▶ **Data excerpts**:
========

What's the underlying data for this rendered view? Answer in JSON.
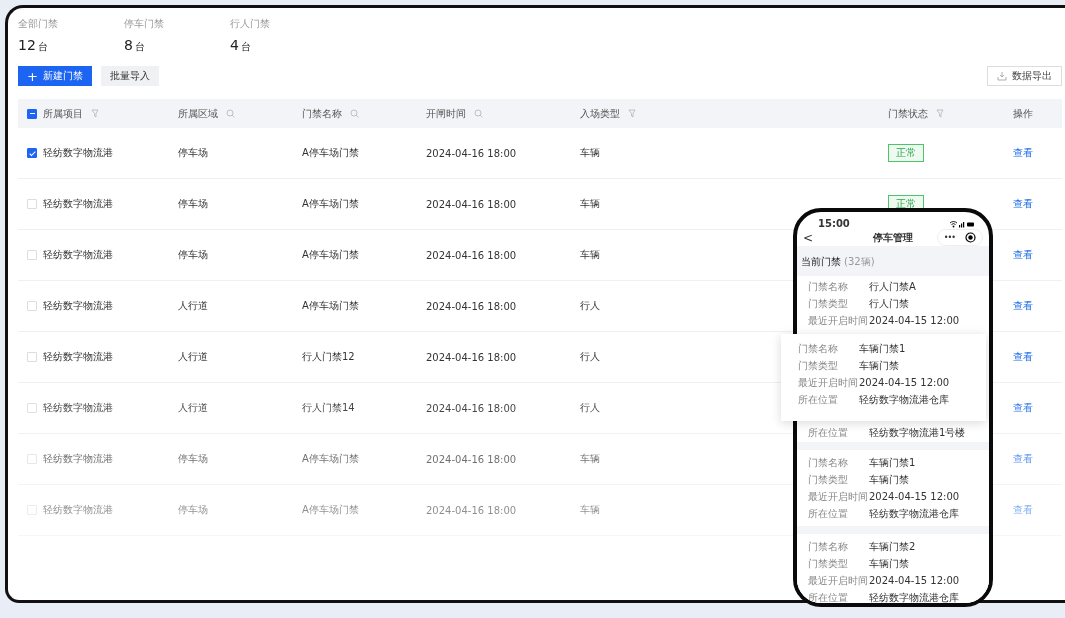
{
  "stats": [
    {
      "label": "全部门禁",
      "value": "12",
      "unit": "台"
    },
    {
      "label": "停车门禁",
      "value": "8",
      "unit": "台"
    },
    {
      "label": "行人门禁",
      "value": "4",
      "unit": "台"
    }
  ],
  "actions": {
    "primary": {
      "icon": "+",
      "label": "新建门禁"
    },
    "secondary": {
      "label": "批量导入"
    },
    "export": {
      "label": "数据导出"
    }
  },
  "table": {
    "header_checkbox": {
      "partial": true
    },
    "columns": [
      {
        "label": "所属项目",
        "kind": "filter"
      },
      {
        "label": "所属区域",
        "kind": "search"
      },
      {
        "label": "门禁名称",
        "kind": "search"
      },
      {
        "label": "开闸时间",
        "kind": "search"
      },
      {
        "label": "入场类型",
        "kind": "filter"
      },
      {
        "label": "门禁状态",
        "kind": "filter"
      },
      {
        "label": "操作",
        "kind": "plain"
      }
    ],
    "rows": [
      {
        "checked": true,
        "cells": [
          "轻纺数字物流港",
          "停车场",
          "A停车场门禁",
          "2024-04-16 18:00",
          "车辆"
        ],
        "status": "正常",
        "action": "查看"
      },
      {
        "checked": false,
        "cells": [
          "轻纺数字物流港",
          "停车场",
          "A停车场门禁",
          "2024-04-16 18:00",
          "车辆"
        ],
        "status": "正常",
        "action": "查看"
      },
      {
        "checked": false,
        "cells": [
          "轻纺数字物流港",
          "停车场",
          "A停车场门禁",
          "2024-04-16 18:00",
          "车辆"
        ],
        "action": "查看"
      },
      {
        "checked": false,
        "cells": [
          "轻纺数字物流港",
          "人行道",
          "A停车场门禁",
          "2024-04-16 18:00",
          "行人"
        ],
        "action": "查看"
      },
      {
        "checked": false,
        "cells": [
          "轻纺数字物流港",
          "人行道",
          "行人门禁12",
          "2024-04-16 18:00",
          "行人"
        ],
        "action": "查看"
      },
      {
        "checked": false,
        "cells": [
          "轻纺数字物流港",
          "人行道",
          "行人门禁14",
          "2024-04-16 18:00",
          "行人"
        ],
        "action": "查看"
      },
      {
        "checked": false,
        "cells": [
          "轻纺数字物流港",
          "停车场",
          "A停车场门禁",
          "2024-04-16 18:00",
          "车辆"
        ],
        "action": "查看"
      },
      {
        "checked": false,
        "cells": [
          "轻纺数字物流港",
          "停车场",
          "A停车场门禁",
          "2024-04-16 18:00",
          "车辆"
        ],
        "action": "查看"
      }
    ]
  },
  "phone": {
    "time": "15:00",
    "title": "停车管理",
    "back": "<",
    "menu": "•••",
    "section": {
      "title": "当前门禁",
      "count": "(32辆)"
    },
    "cards": [
      {
        "fields": [
          {
            "label": "门禁名称",
            "value": "行人门禁A"
          },
          {
            "label": "门禁类型",
            "value": "行人门禁"
          },
          {
            "label": "最近开启时间",
            "value": "2024-04-15 12:00"
          },
          {
            "label": "所在位置",
            "value": "轻纺数字物流港1号楼"
          }
        ]
      },
      {
        "fields": [
          {
            "label": "门禁名称",
            "value": "车辆门禁1"
          },
          {
            "label": "门禁类型",
            "value": "车辆门禁"
          },
          {
            "label": "最近开启时间",
            "value": "2024-04-15 12:00"
          },
          {
            "label": "所在位置",
            "value": "轻纺数字物流港仓库"
          }
        ]
      },
      {
        "fields": [
          {
            "label": "门禁名称",
            "value": "车辆门禁2"
          },
          {
            "label": "门禁类型",
            "value": "车辆门禁"
          },
          {
            "label": "最近开启时间",
            "value": "2024-04-15 12:00"
          },
          {
            "label": "所在位置",
            "value": "轻纺数字物流港仓库"
          }
        ]
      }
    ]
  },
  "popup_card": {
    "fields": [
      {
        "label": "门禁名称",
        "value": "车辆门禁1"
      },
      {
        "label": "门禁类型",
        "value": "车辆门禁"
      },
      {
        "label": "最近开启时间",
        "value": "2024-04-15 12:00"
      },
      {
        "label": "所在位置",
        "value": "轻纺数字物流港仓库"
      }
    ]
  }
}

========

▶ **CHALLENGE**: From the listing, extract all text exactly as given and drop any picture.

▶ **RESPONSE FOR THIS EXERCISE**:
What's the underlying data for this rendered view? Answer in JSON.
{
  "stats": [
    {
      "label": "全部门禁",
      "value": "12",
      "unit": "台"
    },
    {
      "label": "停车门禁",
      "value": "8",
      "unit": "台"
    },
    {
      "label": "行人门禁",
      "value": "4",
      "unit": "台"
    }
  ],
  "actions": {
    "primary": {
      "icon": "+",
      "label": "新建门禁"
    },
    "secondary": {
      "label": "批量导入"
    },
    "export": {
      "label": "数据导出"
    }
  },
  "table": {
    "header_checkbox": {
      "partial": true
    },
    "columns": [
      {
        "label": "所属项目",
        "kind": "filter"
      },
      {
        "label": "所属区域",
        "kind": "search"
      },
      {
        "label": "门禁名称",
        "kind": "search"
      },
      {
        "label": "开闸时间",
        "kind": "search"
      },
      {
        "label": "入场类型",
        "kind": "filter"
      },
      {
        "label": "门禁状态",
        "kind": "filter"
      },
      {
        "label": "操作",
        "kind": "plain"
      }
    ],
    "rows": [
      {
        "checked": true,
        "cells": [
          "轻纺数字物流港",
          "停车场",
          "A停车场门禁",
          "2024-04-16 18:00",
          "车辆"
        ],
        "status": "正常",
        "action": "查看"
      },
      {
        "checked": false,
        "cells": [
          "轻纺数字物流港",
          "停车场",
          "A停车场门禁",
          "2024-04-16 18:00",
          "车辆"
        ],
        "status": "正常",
        "action": "查看"
      },
      {
        "checked": false,
        "cells": [
          "轻纺数字物流港",
          "停车场",
          "A停车场门禁",
          "2024-04-16 18:00",
          "车辆"
        ],
        "action": "查看"
      },
      {
        "checked": false,
        "cells": [
          "轻纺数字物流港",
          "人行道",
          "A停车场门禁",
          "2024-04-16 18:00",
          "行人"
        ],
        "action": "查看"
      },
      {
        "checked": false,
        "cells": [
          "轻纺数字物流港",
          "人行道",
          "行人门禁12",
          "2024-04-16 18:00",
          "行人"
        ],
        "action": "查看"
      },
      {
        "checked": false,
        "cells": [
          "轻纺数字物流港",
          "人行道",
          "行人门禁14",
          "2024-04-16 18:00",
          "行人"
        ],
        "action": "查看"
      },
      {
        "checked": false,
        "cells": [
          "轻纺数字物流港",
          "停车场",
          "A停车场门禁",
          "2024-04-16 18:00",
          "车辆"
        ],
        "action": "查看"
      },
      {
        "checked": false,
        "cells": [
          "轻纺数字物流港",
          "停车场",
          "A停车场门禁",
          "2024-04-16 18:00",
          "车辆"
        ],
        "action": "查看"
      }
    ]
  },
  "phone": {
    "time": "15:00",
    "title": "停车管理",
    "back": "<",
    "menu": "•••",
    "section": {
      "title": "当前门禁",
      "count": "(32辆)"
    },
    "cards": [
      {
        "fields": [
          {
            "label": "门禁名称",
            "value": "行人门禁A"
          },
          {
            "label": "门禁类型",
            "value": "行人门禁"
          },
          {
            "label": "最近开启时间",
            "value": "2024-04-15 12:00"
          },
          {
            "label": "所在位置",
            "value": "轻纺数字物流港1号楼"
          }
        ]
      },
      {
        "fields": [
          {
            "label": "门禁名称",
            "value": "车辆门禁1"
          },
          {
            "label": "门禁类型",
            "value": "车辆门禁"
          },
          {
            "label": "最近开启时间",
            "value": "2024-04-15 12:00"
          },
          {
            "label": "所在位置",
            "value": "轻纺数字物流港仓库"
          }
        ]
      },
      {
        "fields": [
          {
            "label": "门禁名称",
            "value": "车辆门禁2"
          },
          {
            "label": "门禁类型",
            "value": "车辆门禁"
          },
          {
            "label": "最近开启时间",
            "value": "2024-04-15 12:00"
          },
          {
            "label": "所在位置",
            "value": "轻纺数字物流港仓库"
          }
        ]
      }
    ]
  },
  "popup_card": {
    "fields": [
      {
        "label": "门禁名称",
        "value": "车辆门禁1"
      },
      {
        "label": "门禁类型",
        "value": "车辆门禁"
      },
      {
        "label": "最近开启时间",
        "value": "2024-04-15 12:00"
      },
      {
        "label": "所在位置",
        "value": "轻纺数字物流港仓库"
      }
    ]
  }
}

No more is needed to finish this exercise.